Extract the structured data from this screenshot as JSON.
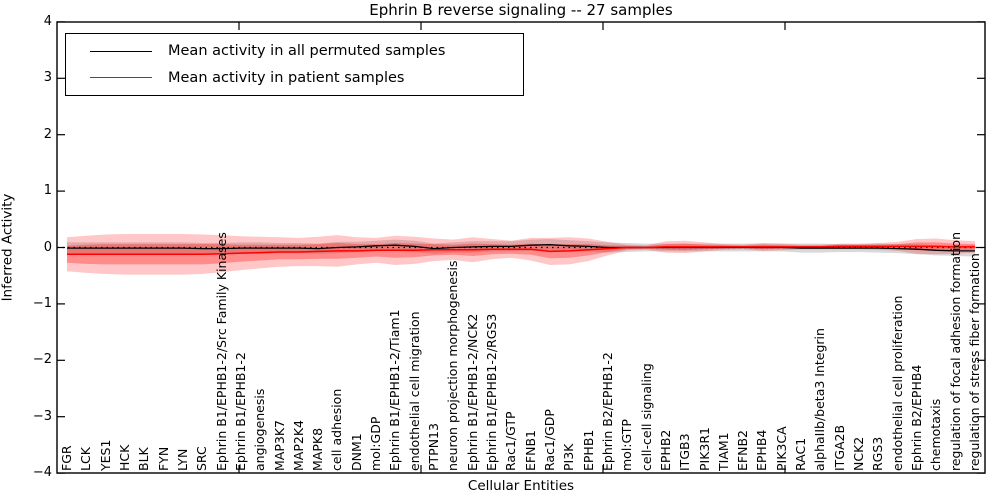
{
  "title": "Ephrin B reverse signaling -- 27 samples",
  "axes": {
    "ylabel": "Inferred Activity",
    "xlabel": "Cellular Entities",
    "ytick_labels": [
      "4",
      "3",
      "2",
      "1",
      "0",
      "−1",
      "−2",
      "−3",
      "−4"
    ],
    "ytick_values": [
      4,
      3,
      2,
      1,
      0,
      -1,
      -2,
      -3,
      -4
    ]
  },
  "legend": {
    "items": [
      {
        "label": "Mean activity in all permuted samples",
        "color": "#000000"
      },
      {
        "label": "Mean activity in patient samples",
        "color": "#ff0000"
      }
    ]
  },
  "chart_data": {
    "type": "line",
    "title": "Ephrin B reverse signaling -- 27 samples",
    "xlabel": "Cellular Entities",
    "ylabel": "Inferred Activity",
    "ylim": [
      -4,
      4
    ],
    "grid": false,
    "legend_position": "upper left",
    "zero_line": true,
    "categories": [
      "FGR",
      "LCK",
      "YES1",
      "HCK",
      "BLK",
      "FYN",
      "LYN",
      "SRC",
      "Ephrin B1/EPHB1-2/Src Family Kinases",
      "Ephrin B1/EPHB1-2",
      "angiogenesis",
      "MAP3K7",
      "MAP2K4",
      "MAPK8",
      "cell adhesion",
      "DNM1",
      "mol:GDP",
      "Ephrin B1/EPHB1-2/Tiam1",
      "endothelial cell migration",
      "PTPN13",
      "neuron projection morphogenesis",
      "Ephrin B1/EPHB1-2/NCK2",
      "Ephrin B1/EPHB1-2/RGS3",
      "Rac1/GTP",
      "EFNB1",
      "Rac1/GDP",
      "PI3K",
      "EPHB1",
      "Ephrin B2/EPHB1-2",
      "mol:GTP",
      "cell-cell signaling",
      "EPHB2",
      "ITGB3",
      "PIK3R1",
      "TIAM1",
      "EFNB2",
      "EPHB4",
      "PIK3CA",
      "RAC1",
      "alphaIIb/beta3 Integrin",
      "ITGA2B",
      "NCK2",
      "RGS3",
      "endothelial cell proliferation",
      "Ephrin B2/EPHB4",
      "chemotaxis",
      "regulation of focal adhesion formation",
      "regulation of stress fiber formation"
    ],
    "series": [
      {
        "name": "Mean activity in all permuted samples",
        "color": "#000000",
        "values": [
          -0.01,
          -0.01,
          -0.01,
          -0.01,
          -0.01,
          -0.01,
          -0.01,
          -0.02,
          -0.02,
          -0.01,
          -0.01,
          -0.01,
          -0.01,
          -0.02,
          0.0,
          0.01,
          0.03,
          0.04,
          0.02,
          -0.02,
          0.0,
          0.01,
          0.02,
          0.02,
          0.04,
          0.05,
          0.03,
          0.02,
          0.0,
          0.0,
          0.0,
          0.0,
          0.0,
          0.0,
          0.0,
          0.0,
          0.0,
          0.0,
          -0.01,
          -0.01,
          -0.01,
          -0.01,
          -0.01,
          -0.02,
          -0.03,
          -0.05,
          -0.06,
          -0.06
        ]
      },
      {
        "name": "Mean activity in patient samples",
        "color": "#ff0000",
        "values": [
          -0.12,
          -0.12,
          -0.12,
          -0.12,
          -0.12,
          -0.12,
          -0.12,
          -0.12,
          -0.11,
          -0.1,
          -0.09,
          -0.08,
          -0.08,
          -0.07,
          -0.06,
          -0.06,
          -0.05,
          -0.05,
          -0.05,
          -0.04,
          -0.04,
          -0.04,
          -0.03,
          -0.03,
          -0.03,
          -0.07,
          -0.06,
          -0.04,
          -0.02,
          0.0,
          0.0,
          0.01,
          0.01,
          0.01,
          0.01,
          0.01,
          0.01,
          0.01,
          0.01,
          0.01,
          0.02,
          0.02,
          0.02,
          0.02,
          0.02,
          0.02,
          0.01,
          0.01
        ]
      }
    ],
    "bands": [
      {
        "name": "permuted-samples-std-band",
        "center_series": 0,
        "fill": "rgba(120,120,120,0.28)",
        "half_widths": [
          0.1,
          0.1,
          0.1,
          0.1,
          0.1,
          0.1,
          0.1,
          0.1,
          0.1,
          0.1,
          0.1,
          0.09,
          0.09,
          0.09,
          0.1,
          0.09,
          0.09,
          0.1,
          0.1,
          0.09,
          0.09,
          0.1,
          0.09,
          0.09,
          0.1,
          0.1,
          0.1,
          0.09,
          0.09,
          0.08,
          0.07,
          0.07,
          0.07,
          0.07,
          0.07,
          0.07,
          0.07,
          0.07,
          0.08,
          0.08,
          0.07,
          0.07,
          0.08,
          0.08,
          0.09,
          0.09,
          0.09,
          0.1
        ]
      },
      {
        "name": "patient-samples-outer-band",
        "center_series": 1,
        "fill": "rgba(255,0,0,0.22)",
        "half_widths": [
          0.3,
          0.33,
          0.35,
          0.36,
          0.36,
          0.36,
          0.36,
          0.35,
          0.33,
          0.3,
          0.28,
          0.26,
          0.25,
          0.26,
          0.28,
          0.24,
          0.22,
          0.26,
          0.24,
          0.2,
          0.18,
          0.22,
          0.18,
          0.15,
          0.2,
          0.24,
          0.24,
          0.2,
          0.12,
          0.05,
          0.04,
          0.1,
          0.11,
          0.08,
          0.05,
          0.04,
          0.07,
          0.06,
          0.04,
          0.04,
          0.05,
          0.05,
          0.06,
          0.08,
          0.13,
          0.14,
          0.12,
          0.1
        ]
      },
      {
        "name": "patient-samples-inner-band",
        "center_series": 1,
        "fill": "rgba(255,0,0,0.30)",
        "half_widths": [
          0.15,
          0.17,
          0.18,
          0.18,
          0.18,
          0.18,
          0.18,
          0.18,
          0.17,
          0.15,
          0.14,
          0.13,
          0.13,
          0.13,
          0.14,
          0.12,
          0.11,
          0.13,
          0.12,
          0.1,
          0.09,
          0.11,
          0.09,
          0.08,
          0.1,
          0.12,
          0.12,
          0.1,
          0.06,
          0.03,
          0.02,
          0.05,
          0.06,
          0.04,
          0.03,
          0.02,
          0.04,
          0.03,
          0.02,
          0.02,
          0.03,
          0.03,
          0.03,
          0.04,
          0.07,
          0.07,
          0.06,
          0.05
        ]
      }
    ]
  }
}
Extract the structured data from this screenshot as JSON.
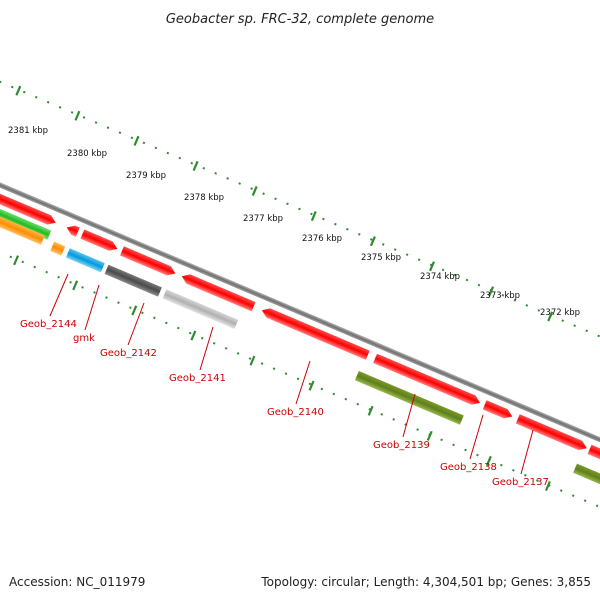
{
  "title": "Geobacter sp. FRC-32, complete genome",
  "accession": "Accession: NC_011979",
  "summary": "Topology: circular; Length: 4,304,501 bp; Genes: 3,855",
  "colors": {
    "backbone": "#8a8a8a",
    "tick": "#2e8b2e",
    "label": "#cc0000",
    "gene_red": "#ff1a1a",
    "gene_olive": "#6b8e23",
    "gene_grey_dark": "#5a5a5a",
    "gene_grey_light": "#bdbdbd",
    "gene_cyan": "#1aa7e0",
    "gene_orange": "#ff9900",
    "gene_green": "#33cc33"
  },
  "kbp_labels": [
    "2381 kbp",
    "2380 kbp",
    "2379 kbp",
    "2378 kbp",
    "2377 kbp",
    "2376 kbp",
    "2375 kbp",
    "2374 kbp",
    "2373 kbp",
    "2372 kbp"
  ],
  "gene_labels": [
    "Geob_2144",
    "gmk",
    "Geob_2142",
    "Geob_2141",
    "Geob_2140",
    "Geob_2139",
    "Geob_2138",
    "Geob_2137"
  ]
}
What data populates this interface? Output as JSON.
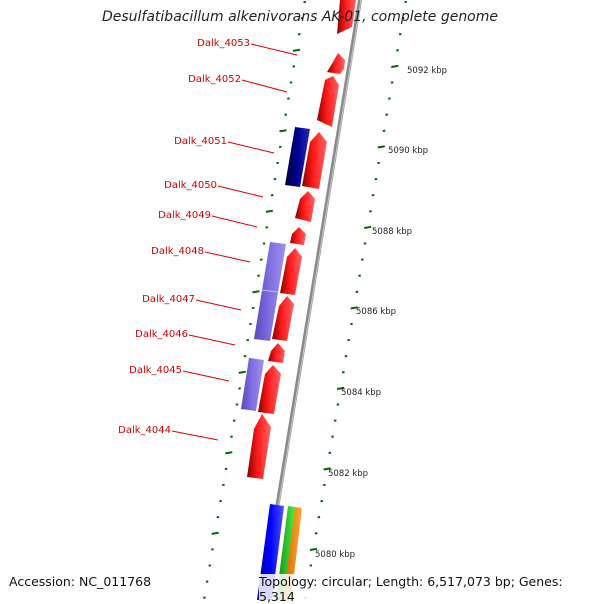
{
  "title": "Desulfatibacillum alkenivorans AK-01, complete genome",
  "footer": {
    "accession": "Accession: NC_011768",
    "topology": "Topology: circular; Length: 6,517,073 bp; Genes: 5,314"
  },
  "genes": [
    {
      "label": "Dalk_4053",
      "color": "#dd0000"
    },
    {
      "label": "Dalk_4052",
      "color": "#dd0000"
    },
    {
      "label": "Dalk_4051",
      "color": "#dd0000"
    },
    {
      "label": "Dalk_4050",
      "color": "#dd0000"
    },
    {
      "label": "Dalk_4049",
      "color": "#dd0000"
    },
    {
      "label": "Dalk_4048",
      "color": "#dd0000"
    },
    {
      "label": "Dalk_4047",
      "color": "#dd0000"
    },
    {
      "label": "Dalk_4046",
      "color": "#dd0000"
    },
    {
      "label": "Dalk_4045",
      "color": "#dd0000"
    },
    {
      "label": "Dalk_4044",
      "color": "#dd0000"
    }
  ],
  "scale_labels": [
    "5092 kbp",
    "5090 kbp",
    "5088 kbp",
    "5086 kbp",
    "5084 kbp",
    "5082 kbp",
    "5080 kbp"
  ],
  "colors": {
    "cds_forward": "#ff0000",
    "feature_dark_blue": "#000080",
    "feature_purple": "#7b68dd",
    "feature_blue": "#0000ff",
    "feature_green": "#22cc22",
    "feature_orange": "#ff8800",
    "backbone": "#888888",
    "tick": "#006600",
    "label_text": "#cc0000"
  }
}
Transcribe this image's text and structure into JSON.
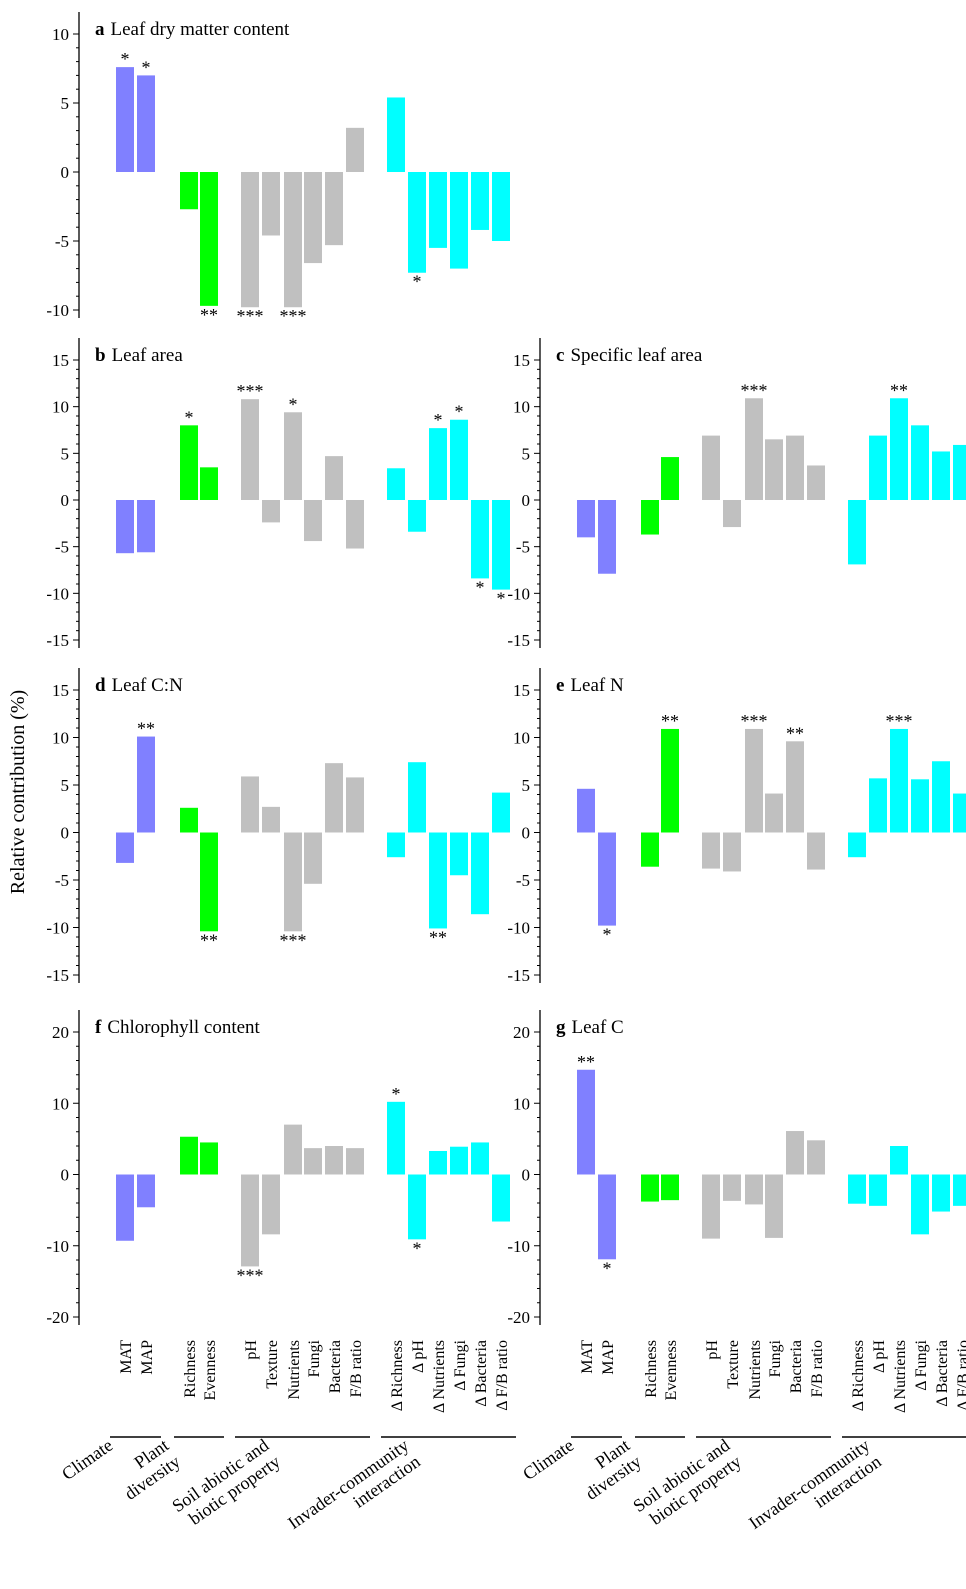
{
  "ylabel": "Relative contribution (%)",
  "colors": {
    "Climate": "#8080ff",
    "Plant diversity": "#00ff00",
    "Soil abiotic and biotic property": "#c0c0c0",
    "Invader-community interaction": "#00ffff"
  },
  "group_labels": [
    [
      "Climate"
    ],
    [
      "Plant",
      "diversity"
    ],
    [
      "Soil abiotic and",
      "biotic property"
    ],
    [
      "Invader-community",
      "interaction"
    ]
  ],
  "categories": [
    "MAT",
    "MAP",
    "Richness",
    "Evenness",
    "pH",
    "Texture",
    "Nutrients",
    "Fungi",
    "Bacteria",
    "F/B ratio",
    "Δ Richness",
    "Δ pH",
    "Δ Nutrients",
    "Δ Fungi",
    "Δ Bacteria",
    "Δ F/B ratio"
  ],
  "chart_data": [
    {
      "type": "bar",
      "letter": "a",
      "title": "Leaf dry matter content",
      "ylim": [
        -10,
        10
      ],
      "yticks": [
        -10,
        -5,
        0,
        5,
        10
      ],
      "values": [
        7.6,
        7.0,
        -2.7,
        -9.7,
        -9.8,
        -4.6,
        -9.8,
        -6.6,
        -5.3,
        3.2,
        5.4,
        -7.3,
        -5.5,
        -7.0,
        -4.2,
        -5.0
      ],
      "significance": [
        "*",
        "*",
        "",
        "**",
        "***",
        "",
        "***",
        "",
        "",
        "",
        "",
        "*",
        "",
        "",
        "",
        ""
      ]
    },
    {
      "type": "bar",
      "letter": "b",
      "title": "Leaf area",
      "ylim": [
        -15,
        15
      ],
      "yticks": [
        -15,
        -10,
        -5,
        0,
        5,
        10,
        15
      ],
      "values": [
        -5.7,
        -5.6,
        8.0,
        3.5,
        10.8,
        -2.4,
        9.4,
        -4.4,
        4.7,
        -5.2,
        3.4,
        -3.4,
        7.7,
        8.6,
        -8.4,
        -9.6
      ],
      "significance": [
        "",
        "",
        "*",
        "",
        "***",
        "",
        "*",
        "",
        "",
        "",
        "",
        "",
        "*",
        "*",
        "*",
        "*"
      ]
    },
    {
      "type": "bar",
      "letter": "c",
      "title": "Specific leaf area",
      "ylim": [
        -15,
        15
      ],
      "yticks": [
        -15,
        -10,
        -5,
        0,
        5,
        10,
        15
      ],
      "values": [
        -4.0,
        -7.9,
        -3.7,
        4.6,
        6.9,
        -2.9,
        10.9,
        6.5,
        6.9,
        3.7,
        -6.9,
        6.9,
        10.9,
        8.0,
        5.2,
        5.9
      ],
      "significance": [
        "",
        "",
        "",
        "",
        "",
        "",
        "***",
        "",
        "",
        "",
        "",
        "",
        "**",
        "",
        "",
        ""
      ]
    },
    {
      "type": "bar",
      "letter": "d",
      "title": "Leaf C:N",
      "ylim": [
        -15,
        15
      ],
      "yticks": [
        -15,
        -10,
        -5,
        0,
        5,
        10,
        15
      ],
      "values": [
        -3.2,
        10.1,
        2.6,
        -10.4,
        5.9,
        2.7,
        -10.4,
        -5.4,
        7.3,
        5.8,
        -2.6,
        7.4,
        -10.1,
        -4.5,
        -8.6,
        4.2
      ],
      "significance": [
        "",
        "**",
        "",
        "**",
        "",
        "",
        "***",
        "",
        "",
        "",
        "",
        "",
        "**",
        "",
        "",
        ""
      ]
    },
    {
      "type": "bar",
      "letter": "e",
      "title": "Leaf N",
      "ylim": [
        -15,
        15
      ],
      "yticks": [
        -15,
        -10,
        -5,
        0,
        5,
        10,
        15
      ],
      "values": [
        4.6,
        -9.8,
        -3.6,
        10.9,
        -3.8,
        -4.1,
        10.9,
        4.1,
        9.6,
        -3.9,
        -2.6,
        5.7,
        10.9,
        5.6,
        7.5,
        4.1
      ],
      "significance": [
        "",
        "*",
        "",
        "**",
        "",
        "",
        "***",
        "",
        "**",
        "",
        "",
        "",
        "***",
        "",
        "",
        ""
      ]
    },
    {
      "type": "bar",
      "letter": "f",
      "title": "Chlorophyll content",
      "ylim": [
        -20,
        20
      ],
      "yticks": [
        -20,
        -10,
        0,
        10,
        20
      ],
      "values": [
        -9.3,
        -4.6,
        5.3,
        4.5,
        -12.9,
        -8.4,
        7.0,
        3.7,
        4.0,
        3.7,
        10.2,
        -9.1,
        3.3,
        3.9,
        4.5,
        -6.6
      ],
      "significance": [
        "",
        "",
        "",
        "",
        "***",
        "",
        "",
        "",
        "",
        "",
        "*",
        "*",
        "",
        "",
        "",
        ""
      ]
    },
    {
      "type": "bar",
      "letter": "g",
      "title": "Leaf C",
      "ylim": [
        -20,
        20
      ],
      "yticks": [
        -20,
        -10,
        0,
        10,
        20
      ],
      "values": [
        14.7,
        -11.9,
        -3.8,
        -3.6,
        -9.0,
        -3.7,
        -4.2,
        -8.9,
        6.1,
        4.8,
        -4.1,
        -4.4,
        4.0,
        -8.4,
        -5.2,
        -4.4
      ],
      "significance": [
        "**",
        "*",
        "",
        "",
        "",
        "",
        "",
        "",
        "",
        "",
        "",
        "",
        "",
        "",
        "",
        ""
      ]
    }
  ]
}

^^^^^^^^^^^^^^^^

> **What you are asked to do**:
Show every line of the records above that contains the word "adhesion".

> **Reply**:
      "cell adhesion",
      "regulation of focal adhesion formation",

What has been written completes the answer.